- _TASK OBJECTIVE_
Look for "simik" in each line of the entries, and return the matching lines.

Data entries:
========================================================================

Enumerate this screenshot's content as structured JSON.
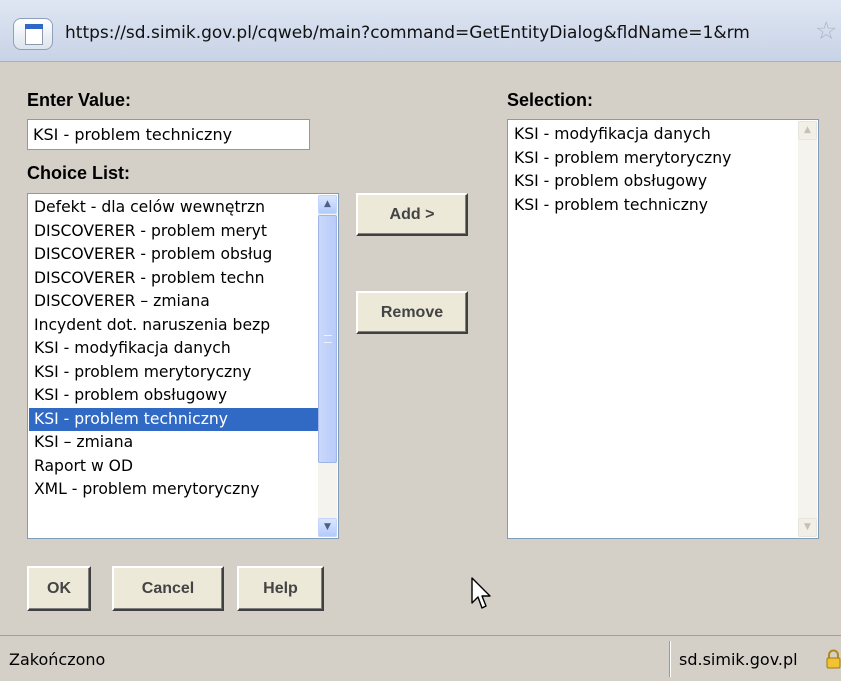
{
  "browser": {
    "url": "https://sd.simik.gov.pl/cqweb/main?command=GetEntityDialog&fldName=1&rm",
    "favicon_icon": "page-icon",
    "bookmark_icon": "star-icon"
  },
  "dialog": {
    "enter_value_label": "Enter Value:",
    "enter_value": "KSI - problem techniczny",
    "choice_list_label": "Choice List:",
    "choice_list": [
      "Defekt - dla celów wewnętrzn",
      "DISCOVERER - problem meryt",
      "DISCOVERER - problem obsług",
      "DISCOVERER - problem techn",
      "DISCOVERER – zmiana",
      "Incydent dot. naruszenia bezp",
      "KSI - modyfikacja danych",
      "KSI - problem merytoryczny",
      "KSI - problem obsługowy",
      "KSI - problem techniczny",
      "KSI – zmiana",
      "Raport w OD",
      "XML - problem merytoryczny"
    ],
    "choice_selected_index": 9,
    "selection_label": "Selection:",
    "selection_list": [
      "KSI - modyfikacja danych",
      "KSI - problem merytoryczny",
      "KSI - problem obsługowy",
      "KSI - problem techniczny"
    ],
    "add_label": "Add >",
    "remove_label": "Remove",
    "ok_label": "OK",
    "cancel_label": "Cancel",
    "help_label": "Help"
  },
  "status_bar": {
    "text": "Zakończono",
    "domain": "sd.simik.gov.pl",
    "lock_icon": "lock-icon"
  },
  "colors": {
    "selection_highlight": "#316ac5",
    "dialog_background": "#d4d0c8"
  }
}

========================================================================

- _REPLY_
    "url": "https://sd.simik.gov.pl/cqweb/main?command=GetEntityDialog&fldName=1&rm",
    "domain": "sd.simik.gov.pl",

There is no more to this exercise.